EXERCISE BRIEF = Please print the full listing exactly.

### GIVEN INFORMATION

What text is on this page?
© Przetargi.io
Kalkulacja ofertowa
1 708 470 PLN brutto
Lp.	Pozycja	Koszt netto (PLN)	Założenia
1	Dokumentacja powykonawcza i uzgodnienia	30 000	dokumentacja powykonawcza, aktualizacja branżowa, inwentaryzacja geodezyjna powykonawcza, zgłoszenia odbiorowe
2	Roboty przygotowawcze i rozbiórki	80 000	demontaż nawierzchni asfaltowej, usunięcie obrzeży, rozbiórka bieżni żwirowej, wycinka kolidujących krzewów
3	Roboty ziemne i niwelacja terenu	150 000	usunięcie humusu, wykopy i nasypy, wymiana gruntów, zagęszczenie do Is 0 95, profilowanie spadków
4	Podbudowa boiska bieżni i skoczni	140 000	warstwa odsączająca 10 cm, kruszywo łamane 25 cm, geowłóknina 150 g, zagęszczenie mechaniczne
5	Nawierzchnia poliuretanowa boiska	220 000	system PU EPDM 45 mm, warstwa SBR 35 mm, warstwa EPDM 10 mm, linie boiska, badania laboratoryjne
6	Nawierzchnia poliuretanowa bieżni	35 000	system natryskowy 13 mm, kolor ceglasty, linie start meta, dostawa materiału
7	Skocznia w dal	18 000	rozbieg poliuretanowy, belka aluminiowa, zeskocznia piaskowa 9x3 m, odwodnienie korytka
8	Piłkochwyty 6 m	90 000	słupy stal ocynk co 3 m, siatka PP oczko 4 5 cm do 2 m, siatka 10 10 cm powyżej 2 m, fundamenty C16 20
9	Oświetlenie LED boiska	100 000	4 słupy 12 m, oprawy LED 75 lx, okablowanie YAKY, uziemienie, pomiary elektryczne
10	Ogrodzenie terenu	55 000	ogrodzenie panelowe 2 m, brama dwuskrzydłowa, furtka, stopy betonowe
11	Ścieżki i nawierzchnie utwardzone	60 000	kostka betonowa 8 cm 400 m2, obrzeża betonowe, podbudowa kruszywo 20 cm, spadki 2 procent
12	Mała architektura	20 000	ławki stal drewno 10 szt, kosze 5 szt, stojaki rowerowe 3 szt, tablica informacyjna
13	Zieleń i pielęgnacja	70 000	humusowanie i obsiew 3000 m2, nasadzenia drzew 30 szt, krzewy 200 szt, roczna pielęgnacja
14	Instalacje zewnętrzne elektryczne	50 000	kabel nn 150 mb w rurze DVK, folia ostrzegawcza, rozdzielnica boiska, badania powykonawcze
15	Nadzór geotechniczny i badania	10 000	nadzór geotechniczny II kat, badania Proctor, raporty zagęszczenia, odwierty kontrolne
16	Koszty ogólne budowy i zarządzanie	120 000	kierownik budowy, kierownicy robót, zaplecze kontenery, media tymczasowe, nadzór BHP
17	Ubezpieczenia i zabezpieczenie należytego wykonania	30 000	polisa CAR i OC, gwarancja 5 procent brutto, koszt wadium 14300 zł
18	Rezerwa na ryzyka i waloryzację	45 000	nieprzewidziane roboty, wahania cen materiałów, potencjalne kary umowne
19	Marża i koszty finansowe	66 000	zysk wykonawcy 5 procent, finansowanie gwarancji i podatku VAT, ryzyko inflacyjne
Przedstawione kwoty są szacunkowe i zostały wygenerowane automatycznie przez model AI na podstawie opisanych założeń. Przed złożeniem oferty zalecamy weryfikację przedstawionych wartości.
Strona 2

######

ANSWER BELOW =
What text is on this page?
© Przetargi.io
Kalkulacja ofertowa
1 708 470 PLN brutto
Lp.	Pozycja	Koszt netto (PLN)	Założenia
1	Dokumentacja powykonawcza i uzgodnienia	30 000	dokumentacja powykonawcza, aktualizacja branżowa, inwentaryzacja geodezyjna powykonawcza, zgłoszenia odbiorowe
2	Roboty przygotowawcze i rozbiórki	80 000	demontaż nawierzchni asfaltowej, usunięcie obrzeży, rozbiórka bieżni żwirowej, wycinka kolidujących krzewów
3	Roboty ziemne i niwelacja terenu	150 000	usunięcie humusu, wykopy i nasypy, wymiana gruntów, zagęszczenie do Is 0 95, profilowanie spadków
4	Podbudowa boiska bieżni i skoczni	140 000	warstwa odsączająca 10 cm, kruszywo łamane 25 cm, geowłóknina 150 g, zagęszczenie mechaniczne
5	Nawierzchnia poliuretanowa boiska	220 000	system PU EPDM 45 mm, warstwa SBR 35 mm, warstwa EPDM 10 mm, linie boiska, badania laboratoryjne
6	Nawierzchnia poliuretanowa bieżni	35 000	system natryskowy 13 mm, kolor ceglasty, linie start meta, dostawa materiału
7	Skocznia w dal	18 000	rozbieg poliuretanowy, belka aluminiowa, zeskocznia piaskowa 9x3 m, odwodnienie korytka
8	Piłkochwyty 6 m	90 000	słupy stal ocynk co 3 m, siatka PP oczko 4 5 cm do 2 m, siatka 10 10 cm powyżej 2 m, fundamenty C16 20
9	Oświetlenie LED boiska	100 000	4 słupy 12 m, oprawy LED 75 lx, okablowanie YAKY, uziemienie, pomiary elektryczne
10	Ogrodzenie terenu	55 000	ogrodzenie panelowe 2 m, brama dwuskrzydłowa, furtka, stopy betonowe
11	Ścieżki i nawierzchnie utwardzone	60 000	kostka betonowa 8 cm 400 m2, obrzeża betonowe, podbudowa kruszywo 20 cm, spadki 2 procent
12	Mała architektura	20 000	ławki stal drewno 10 szt, kosze 5 szt, stojaki rowerowe 3 szt, tablica informacyjna
13	Zieleń i pielęgnacja	70 000	humusowanie i obsiew 3000 m2, nasadzenia drzew 30 szt, krzewy 200 szt, roczna pielęgnacja
14	Instalacje zewnętrzne elektryczne	50 000	kabel nn 150 mb w rurze DVK, folia ostrzegawcza, rozdzielnica boiska, badania powykonawcze
15	Nadzór geotechniczny i badania	10 000	nadzór geotechniczny II kat, badania Proctor, raporty zagęszczenia, odwierty kontrolne
16	Koszty ogólne budowy i zarządzanie	120 000	kierownik budowy, kierownicy robót, zaplecze kontenery, media tymczasowe, nadzór BHP
17	Ubezpieczenia i zabezpieczenie należytego wykonania	30 000	polisa CAR i OC, gwarancja 5 procent brutto, koszt wadium 14300 zł
18	Rezerwa na ryzyka i waloryzację	45 000	nieprzewidziane roboty, wahania cen materiałów, potencjalne kary umowne
19	Marża i koszty finansowe	66 000	zysk wykonawcy 5 procent, finansowanie gwarancji i podatku VAT, ryzyko inflacyjne
Przedstawione kwoty są szacunkowe i zostały wygenerowane automatycznie przez model AI na podstawie opisanych założeń. Przed złożeniem oferty zalecamy weryfikację przedstawionych wartości.
Strona 2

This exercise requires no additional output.